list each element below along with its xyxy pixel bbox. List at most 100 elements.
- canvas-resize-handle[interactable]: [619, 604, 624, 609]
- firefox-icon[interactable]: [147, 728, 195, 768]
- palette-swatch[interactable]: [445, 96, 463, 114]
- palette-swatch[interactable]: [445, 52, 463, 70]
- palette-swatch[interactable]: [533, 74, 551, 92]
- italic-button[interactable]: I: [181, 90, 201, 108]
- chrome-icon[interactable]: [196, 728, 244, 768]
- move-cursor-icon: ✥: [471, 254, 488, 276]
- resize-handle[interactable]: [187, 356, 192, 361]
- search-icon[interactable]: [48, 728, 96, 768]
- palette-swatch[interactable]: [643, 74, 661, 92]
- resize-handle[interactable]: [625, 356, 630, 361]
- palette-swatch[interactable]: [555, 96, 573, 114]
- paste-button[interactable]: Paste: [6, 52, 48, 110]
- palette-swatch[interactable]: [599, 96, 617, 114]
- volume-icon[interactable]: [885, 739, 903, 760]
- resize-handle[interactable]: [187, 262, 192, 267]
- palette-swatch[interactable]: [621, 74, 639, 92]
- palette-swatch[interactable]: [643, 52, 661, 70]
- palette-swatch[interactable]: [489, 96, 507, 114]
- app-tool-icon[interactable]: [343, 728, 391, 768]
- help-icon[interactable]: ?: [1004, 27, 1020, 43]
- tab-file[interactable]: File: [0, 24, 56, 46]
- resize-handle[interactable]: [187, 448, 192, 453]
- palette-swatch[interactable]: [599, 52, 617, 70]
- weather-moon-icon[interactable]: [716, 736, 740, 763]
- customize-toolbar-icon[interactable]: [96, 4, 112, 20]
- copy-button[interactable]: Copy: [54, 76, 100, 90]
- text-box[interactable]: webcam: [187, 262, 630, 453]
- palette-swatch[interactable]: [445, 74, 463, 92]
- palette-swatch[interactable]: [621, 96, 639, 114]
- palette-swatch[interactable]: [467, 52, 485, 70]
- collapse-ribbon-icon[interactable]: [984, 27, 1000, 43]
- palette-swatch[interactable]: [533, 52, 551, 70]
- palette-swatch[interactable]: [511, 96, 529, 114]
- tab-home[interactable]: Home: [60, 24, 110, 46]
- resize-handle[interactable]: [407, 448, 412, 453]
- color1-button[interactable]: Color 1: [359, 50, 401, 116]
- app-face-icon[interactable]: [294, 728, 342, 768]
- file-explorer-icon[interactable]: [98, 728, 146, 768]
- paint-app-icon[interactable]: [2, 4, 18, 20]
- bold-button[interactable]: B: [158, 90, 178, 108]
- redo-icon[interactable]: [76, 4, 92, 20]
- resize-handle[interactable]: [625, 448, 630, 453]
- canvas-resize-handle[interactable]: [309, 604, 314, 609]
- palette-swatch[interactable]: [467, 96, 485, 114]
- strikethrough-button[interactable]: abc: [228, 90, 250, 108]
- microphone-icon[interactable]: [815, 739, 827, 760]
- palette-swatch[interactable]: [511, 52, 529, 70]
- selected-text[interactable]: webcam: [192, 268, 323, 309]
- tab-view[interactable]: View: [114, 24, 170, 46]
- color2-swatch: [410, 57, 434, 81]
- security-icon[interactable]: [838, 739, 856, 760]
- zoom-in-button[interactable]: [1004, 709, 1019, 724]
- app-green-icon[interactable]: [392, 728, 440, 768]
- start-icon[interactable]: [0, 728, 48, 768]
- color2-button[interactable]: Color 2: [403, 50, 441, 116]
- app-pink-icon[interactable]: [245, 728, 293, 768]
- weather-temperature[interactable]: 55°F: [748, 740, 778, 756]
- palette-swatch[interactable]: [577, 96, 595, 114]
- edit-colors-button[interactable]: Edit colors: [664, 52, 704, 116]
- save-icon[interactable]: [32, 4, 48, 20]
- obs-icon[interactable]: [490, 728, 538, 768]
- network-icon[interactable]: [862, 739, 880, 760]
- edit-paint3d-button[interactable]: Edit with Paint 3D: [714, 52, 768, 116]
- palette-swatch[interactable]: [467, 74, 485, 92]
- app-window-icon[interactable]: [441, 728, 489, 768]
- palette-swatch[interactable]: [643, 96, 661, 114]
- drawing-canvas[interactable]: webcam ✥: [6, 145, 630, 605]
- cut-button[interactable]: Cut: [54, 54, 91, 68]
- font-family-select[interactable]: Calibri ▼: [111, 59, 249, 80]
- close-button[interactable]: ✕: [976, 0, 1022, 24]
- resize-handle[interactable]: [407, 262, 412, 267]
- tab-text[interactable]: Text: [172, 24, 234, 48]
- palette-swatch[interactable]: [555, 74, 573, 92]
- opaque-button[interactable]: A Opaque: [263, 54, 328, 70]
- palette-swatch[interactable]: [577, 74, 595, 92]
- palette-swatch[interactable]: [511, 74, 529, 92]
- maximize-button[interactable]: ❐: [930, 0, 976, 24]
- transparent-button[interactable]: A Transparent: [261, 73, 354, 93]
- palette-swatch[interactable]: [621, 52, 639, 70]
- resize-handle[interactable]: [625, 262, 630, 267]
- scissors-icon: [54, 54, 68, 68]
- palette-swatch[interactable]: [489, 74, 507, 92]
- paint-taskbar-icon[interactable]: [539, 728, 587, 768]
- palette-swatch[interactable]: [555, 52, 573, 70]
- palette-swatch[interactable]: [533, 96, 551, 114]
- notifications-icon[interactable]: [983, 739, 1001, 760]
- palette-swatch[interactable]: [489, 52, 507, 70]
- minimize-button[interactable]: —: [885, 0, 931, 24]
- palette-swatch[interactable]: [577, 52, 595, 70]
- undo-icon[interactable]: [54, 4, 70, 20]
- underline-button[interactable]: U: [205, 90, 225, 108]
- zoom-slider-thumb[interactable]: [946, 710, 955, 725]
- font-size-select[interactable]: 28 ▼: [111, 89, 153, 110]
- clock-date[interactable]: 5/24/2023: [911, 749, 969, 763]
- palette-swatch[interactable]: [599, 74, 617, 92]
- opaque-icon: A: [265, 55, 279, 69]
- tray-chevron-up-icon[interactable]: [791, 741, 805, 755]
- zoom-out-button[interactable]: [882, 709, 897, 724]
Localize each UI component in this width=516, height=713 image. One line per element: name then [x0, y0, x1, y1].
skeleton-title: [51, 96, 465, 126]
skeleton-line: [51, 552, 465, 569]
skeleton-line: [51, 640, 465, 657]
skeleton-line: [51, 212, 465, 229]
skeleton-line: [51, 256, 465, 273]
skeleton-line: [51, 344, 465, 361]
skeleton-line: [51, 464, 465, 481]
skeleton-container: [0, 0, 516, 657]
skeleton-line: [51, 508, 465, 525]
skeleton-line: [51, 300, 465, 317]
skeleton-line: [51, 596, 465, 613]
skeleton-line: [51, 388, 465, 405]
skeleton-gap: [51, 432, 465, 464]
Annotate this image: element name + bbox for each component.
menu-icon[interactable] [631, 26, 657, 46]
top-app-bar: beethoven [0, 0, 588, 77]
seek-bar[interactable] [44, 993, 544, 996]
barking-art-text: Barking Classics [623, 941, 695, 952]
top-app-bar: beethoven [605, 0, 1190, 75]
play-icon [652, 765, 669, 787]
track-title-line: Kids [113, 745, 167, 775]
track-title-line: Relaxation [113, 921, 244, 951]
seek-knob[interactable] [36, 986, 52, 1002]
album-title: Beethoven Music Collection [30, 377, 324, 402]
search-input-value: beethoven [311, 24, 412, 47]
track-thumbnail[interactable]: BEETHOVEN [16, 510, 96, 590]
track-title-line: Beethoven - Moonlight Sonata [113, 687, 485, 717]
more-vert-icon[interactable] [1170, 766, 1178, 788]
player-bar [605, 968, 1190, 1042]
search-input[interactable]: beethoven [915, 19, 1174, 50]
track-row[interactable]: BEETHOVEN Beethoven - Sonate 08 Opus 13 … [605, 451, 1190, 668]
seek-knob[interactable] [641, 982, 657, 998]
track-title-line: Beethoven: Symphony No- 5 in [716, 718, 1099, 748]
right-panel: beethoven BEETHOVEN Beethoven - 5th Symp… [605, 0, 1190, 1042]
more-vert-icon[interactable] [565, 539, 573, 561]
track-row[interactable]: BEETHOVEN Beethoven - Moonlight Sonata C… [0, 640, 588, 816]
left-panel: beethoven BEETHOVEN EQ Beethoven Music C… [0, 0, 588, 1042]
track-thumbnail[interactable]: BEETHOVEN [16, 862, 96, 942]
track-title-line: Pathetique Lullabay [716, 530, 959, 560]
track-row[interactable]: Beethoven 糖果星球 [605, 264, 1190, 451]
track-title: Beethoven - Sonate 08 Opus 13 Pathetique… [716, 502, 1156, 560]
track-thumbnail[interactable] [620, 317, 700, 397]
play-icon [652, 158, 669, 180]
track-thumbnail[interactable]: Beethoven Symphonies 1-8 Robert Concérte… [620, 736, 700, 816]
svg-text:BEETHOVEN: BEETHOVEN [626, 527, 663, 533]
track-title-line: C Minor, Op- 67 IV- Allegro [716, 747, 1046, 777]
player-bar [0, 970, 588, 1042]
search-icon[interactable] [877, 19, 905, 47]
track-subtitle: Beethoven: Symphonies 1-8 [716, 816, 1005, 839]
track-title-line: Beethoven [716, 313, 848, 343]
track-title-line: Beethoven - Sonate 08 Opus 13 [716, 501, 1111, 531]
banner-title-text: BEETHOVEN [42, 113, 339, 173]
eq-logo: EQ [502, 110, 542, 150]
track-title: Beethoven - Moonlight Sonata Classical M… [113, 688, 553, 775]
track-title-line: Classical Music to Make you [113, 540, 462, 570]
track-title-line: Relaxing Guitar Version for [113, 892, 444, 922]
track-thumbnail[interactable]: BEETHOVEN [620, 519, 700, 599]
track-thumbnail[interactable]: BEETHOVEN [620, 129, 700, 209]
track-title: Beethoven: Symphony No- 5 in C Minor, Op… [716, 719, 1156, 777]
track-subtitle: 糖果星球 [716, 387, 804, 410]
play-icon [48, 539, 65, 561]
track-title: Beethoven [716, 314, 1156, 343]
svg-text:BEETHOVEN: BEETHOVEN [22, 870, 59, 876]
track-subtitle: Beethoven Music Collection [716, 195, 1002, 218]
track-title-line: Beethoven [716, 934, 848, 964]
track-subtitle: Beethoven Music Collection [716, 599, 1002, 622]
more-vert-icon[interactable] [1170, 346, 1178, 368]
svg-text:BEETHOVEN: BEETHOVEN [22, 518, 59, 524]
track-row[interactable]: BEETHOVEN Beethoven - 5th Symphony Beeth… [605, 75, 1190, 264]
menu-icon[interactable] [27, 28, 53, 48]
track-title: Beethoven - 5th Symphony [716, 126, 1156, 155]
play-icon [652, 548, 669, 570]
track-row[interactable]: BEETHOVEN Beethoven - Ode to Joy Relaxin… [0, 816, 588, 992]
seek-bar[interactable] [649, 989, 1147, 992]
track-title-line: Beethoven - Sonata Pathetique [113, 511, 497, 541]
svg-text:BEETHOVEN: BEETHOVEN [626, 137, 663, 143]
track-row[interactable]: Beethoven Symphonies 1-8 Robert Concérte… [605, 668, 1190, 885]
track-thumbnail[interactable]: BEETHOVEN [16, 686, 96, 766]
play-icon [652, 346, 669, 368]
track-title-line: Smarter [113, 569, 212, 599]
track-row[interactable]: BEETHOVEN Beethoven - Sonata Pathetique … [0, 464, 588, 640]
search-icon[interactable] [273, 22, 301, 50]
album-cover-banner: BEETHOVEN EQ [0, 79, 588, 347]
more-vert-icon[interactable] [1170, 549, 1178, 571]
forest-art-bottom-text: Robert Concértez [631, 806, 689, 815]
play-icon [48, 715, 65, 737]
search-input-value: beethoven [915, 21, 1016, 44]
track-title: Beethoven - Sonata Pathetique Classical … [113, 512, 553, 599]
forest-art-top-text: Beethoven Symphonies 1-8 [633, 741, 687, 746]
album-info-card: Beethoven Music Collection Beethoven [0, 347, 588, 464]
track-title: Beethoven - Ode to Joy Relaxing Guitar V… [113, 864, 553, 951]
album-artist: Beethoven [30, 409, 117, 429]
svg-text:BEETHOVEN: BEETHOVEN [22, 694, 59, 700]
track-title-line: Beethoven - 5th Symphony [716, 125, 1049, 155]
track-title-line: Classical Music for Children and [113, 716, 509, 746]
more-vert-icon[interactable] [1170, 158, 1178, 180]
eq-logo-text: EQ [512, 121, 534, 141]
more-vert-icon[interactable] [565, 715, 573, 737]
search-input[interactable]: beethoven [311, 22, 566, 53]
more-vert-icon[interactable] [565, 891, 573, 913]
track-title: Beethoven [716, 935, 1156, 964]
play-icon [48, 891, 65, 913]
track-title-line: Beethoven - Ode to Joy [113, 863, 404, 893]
■ ■ ■ ■
Objective: Give the lines of the records as a JSON list of strings, one string per line and no blank lines. Begin at the first line of the records and stop after the line that contains "- palette-swatch[interactable]: [643, 52, 661, 70]", including both of these lines.

Solution to this problem:
[
  "list each element below along with its xyxy pixel bbox. List at most 100 elements.",
  "- canvas-resize-handle[interactable]: [619, 604, 624, 609]",
  "- firefox-icon[interactable]: [147, 728, 195, 768]",
  "- palette-swatch[interactable]: [445, 96, 463, 114]",
  "- palette-swatch[interactable]: [445, 52, 463, 70]",
  "- palette-swatch[interactable]: [533, 74, 551, 92]",
  "- italic-button[interactable]: I: [181, 90, 201, 108]",
  "- chrome-icon[interactable]: [196, 728, 244, 768]",
  "- move-cursor-icon: ✥: [471, 254, 488, 276]",
  "- resize-handle[interactable]: [187, 356, 192, 361]",
  "- search-icon[interactable]: [48, 728, 96, 768]",
  "- palette-swatch[interactable]: [643, 74, 661, 92]",
  "- resize-handle[interactable]: [625, 356, 630, 361]",
  "- palette-swatch[interactable]: [555, 96, 573, 114]",
  "- paste-button[interactable]: Paste: [6, 52, 48, 110]",
  "- palette-swatch[interactable]: [599, 96, 617, 114]",
  "- volume-icon[interactable]: [885, 739, 903, 760]",
  "- resize-handle[interactable]: [187, 262, 192, 267]",
  "- palette-swatch[interactable]: [621, 74, 639, 92]",
  "- palette-swatch[interactable]: [643, 52, 661, 70]"
]